--- Start of SOURCE MATERIAL ---

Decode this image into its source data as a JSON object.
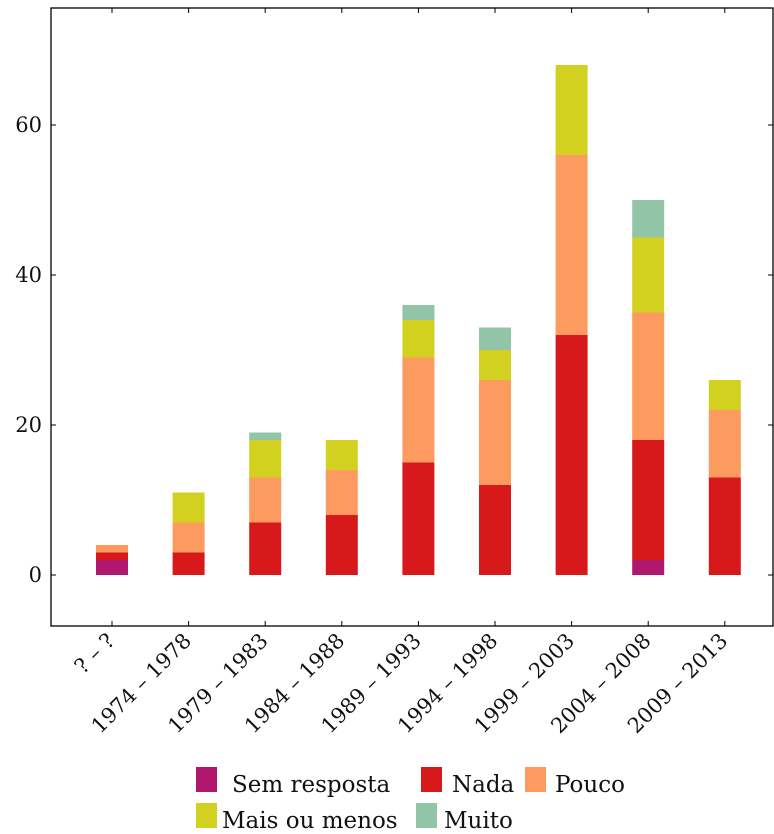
{
  "chart_data": {
    "type": "bar",
    "stacked": true,
    "categories": [
      "? – ?",
      "1974 – 1978",
      "1979 – 1983",
      "1984 – 1988",
      "1989 – 1993",
      "1994 – 1998",
      "1999 – 2003",
      "2004 – 2008",
      "2009 – 2013"
    ],
    "series": [
      {
        "name": "Sem resposta",
        "color": "#b0176f",
        "values": [
          2,
          0,
          0,
          0,
          0,
          0,
          0,
          2,
          0
        ]
      },
      {
        "name": "Nada",
        "color": "#d7191c",
        "values": [
          1,
          3,
          7,
          8,
          15,
          12,
          32,
          16,
          13
        ]
      },
      {
        "name": "Pouco",
        "color": "#fd9a5f",
        "values": [
          1,
          4,
          6,
          6,
          14,
          14,
          24,
          17,
          9
        ]
      },
      {
        "name": "Mais ou menos",
        "color": "#d3d11f",
        "values": [
          0,
          4,
          5,
          4,
          5,
          4,
          12,
          10,
          4
        ]
      },
      {
        "name": "Muito",
        "color": "#92c5a8",
        "values": [
          0,
          0,
          1,
          0,
          2,
          3,
          0,
          5,
          0
        ]
      }
    ],
    "ylim": [
      -7,
      75
    ],
    "yticks": [
      0,
      20,
      40,
      60
    ],
    "title": "",
    "xlabel": "",
    "ylabel": "",
    "grid": false,
    "legend_position": "bottom"
  }
}
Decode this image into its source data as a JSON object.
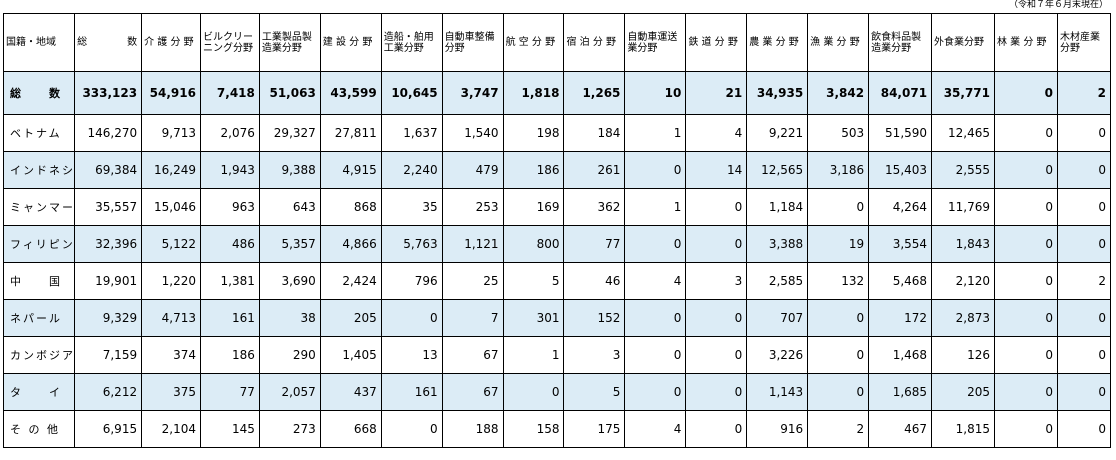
{
  "note": "（令和７年６月末現在）",
  "columns": [
    "国籍・地域",
    "総　　　　数",
    "介 護 分 野",
    "ビルクリーニング分野",
    "工業製品製造業分野",
    "建 設 分 野",
    "造船・舶用工業分野",
    "自動車整備分野",
    "航 空 分 野",
    "宿 泊 分 野",
    "自動車運送業分野",
    "鉄 道 分 野",
    "農 業 分 野",
    "漁 業 分 野",
    "飲食料品製造業分野",
    "外食業分野",
    "林 業 分 野",
    "木材産業分野"
  ],
  "rows": [
    {
      "label": "総　　数",
      "values": [
        "333,123",
        "54,916",
        "7,418",
        "51,063",
        "43,599",
        "10,645",
        "3,747",
        "1,818",
        "1,265",
        "10",
        "21",
        "34,935",
        "3,842",
        "84,071",
        "35,771",
        "0",
        "2"
      ]
    },
    {
      "label": "ベトナム",
      "values": [
        "146,270",
        "9,713",
        "2,076",
        "29,327",
        "27,811",
        "1,637",
        "1,540",
        "198",
        "184",
        "1",
        "4",
        "9,221",
        "503",
        "51,590",
        "12,465",
        "0",
        "0"
      ]
    },
    {
      "label": "インドネシア",
      "values": [
        "69,384",
        "16,249",
        "1,943",
        "9,388",
        "4,915",
        "2,240",
        "479",
        "186",
        "261",
        "0",
        "14",
        "12,565",
        "3,186",
        "15,403",
        "2,555",
        "0",
        "0"
      ]
    },
    {
      "label": "ミャンマー",
      "values": [
        "35,557",
        "15,046",
        "963",
        "643",
        "868",
        "35",
        "253",
        "169",
        "362",
        "1",
        "0",
        "1,184",
        "0",
        "4,264",
        "11,769",
        "0",
        "0"
      ]
    },
    {
      "label": "フィリピン",
      "values": [
        "32,396",
        "5,122",
        "486",
        "5,357",
        "4,866",
        "5,763",
        "1,121",
        "800",
        "77",
        "0",
        "0",
        "3,388",
        "19",
        "3,554",
        "1,843",
        "0",
        "0"
      ]
    },
    {
      "label": "中　　国",
      "values": [
        "19,901",
        "1,220",
        "1,381",
        "3,690",
        "2,424",
        "796",
        "25",
        "5",
        "46",
        "4",
        "3",
        "2,585",
        "132",
        "5,468",
        "2,120",
        "0",
        "2"
      ]
    },
    {
      "label": "ネパール",
      "values": [
        "9,329",
        "4,713",
        "161",
        "38",
        "205",
        "0",
        "7",
        "301",
        "152",
        "0",
        "0",
        "707",
        "0",
        "172",
        "2,873",
        "0",
        "0"
      ]
    },
    {
      "label": "カンボジア",
      "values": [
        "7,159",
        "374",
        "186",
        "290",
        "1,405",
        "13",
        "67",
        "1",
        "3",
        "0",
        "0",
        "3,226",
        "0",
        "1,468",
        "126",
        "0",
        "0"
      ]
    },
    {
      "label": "タ　　イ",
      "values": [
        "6,212",
        "375",
        "77",
        "2,057",
        "437",
        "161",
        "67",
        "0",
        "5",
        "0",
        "0",
        "1,143",
        "0",
        "1,685",
        "205",
        "0",
        "0"
      ]
    },
    {
      "label": "そ の 他",
      "values": [
        "6,915",
        "2,104",
        "145",
        "273",
        "668",
        "0",
        "188",
        "158",
        "175",
        "4",
        "0",
        "916",
        "2",
        "467",
        "1,815",
        "0",
        "0"
      ]
    }
  ]
}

--- End of SOURCE MATERIAL ---

◆ THE PROBLEM:
Return every line of the preceding records in which the word "color" appears.

◆ THE SOLUTION:
        "color": "#b0176f",
        "color": "#d7191c",
        "color": "#fd9a5f",
        "color": "#d3d11f",
        "color": "#92c5a8",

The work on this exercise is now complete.